■ Study material:
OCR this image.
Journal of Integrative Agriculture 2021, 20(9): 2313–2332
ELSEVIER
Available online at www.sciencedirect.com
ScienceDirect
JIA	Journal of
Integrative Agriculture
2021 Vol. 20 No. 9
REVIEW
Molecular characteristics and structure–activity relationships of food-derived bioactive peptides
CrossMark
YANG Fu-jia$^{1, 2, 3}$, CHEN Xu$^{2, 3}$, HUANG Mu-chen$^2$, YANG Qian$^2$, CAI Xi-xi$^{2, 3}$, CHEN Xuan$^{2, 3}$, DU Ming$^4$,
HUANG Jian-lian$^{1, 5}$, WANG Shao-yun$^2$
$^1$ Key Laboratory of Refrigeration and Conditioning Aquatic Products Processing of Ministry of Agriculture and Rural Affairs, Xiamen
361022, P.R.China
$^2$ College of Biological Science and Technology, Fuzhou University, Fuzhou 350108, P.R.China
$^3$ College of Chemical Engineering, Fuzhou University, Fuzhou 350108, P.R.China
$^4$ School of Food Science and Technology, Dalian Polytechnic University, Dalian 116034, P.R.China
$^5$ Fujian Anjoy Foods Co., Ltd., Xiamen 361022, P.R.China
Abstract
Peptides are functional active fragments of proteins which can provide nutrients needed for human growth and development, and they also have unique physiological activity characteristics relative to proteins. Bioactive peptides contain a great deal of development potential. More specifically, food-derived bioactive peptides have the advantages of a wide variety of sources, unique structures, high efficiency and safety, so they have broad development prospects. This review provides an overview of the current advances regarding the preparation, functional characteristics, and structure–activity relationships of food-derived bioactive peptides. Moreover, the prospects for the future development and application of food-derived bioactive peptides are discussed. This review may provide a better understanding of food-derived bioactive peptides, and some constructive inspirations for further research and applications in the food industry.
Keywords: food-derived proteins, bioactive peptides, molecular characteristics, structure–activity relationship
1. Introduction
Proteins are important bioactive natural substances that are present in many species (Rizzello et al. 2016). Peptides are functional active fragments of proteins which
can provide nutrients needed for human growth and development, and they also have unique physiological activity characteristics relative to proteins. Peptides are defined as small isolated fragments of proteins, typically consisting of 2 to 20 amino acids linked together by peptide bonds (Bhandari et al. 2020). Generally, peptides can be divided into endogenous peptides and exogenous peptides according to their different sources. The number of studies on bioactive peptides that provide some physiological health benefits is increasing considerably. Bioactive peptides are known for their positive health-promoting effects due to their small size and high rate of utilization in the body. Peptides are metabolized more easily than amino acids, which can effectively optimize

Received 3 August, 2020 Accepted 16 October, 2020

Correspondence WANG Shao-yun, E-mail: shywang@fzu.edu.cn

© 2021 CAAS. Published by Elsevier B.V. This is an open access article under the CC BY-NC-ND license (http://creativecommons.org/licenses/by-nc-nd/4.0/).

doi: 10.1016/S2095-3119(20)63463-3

==

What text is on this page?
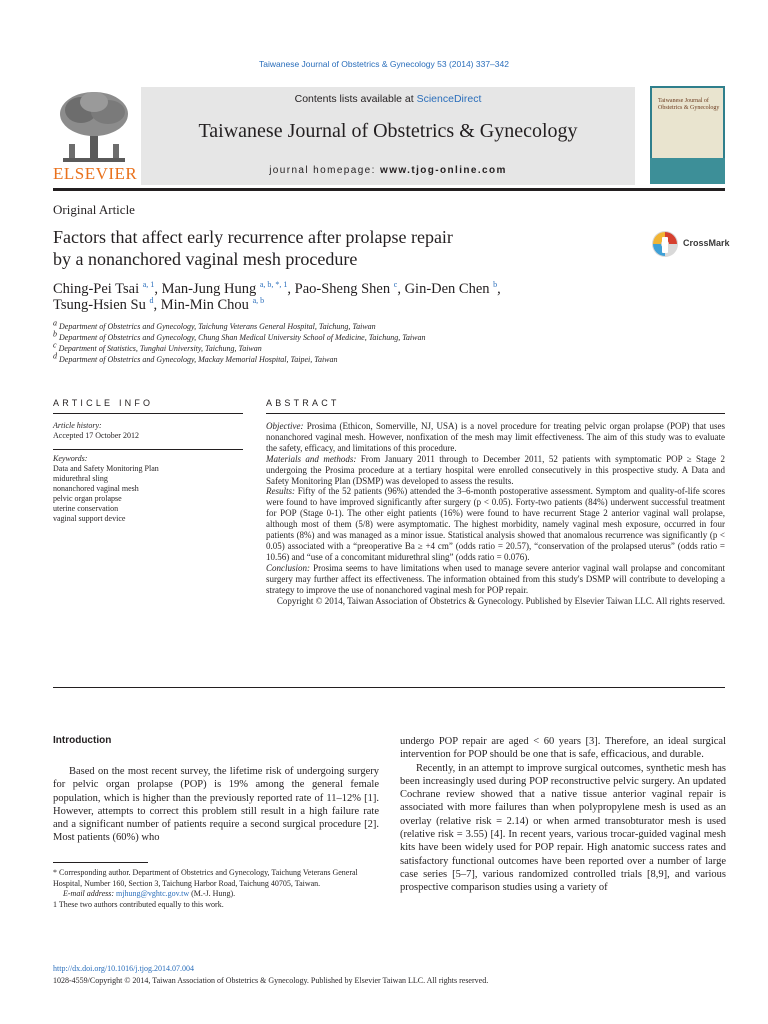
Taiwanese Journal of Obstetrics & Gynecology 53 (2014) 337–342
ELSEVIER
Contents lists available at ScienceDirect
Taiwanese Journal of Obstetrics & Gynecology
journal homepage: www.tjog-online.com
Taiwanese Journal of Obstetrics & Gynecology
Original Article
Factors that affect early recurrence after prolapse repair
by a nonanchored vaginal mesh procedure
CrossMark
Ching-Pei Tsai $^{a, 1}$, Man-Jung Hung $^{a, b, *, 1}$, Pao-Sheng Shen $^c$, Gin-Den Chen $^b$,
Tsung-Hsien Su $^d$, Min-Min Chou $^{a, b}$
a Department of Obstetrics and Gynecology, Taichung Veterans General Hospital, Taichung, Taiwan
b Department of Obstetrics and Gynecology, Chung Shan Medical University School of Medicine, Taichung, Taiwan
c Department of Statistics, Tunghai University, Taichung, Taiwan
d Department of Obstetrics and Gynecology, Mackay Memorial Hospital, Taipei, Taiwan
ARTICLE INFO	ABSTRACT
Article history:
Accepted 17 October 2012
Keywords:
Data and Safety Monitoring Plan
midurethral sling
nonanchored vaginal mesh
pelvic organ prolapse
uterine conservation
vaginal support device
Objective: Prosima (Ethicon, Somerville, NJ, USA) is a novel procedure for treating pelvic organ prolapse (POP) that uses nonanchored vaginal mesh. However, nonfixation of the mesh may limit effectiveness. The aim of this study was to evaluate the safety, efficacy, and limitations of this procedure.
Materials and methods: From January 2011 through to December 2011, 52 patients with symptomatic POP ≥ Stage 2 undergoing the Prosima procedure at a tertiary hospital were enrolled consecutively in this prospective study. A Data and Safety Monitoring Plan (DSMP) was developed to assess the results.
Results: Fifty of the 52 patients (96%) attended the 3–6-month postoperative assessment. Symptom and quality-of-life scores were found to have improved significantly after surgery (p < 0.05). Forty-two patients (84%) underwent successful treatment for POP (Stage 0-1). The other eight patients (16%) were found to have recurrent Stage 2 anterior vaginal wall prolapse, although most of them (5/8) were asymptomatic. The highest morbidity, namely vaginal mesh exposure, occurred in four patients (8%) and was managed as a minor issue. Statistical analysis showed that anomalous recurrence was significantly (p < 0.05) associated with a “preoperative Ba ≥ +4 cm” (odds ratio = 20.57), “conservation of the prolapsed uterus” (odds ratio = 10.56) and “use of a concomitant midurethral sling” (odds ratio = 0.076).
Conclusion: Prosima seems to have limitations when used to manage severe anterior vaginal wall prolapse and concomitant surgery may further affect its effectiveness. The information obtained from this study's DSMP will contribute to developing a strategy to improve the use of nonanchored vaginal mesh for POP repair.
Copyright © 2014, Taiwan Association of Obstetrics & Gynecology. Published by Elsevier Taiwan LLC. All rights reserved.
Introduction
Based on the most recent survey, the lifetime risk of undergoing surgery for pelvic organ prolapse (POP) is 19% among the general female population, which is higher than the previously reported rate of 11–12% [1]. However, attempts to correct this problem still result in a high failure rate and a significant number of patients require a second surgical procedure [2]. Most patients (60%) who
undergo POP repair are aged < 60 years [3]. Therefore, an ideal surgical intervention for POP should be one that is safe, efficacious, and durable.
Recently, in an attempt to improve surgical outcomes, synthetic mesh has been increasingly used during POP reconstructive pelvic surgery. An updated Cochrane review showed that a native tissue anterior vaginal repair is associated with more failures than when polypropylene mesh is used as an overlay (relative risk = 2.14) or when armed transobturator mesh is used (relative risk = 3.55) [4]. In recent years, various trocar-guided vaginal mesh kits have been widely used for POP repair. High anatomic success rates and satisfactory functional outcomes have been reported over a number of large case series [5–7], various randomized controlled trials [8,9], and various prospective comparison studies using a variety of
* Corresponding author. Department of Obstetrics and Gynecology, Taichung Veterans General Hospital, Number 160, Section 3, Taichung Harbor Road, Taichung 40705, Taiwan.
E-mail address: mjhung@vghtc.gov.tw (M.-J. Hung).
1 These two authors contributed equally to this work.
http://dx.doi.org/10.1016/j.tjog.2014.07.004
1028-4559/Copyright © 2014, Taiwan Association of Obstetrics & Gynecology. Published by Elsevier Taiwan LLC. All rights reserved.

■ Exercise description:
Copy all lines of the records that have the string "School" in them.

■ Written reply:
$^4$ School of Food Science and Technology, Dalian Polytechnic University, Dalian 116034, P.R.China
b Department of Obstetrics and Gynecology, Chung Shan Medical University School of Medicine, Taichung, Taiwan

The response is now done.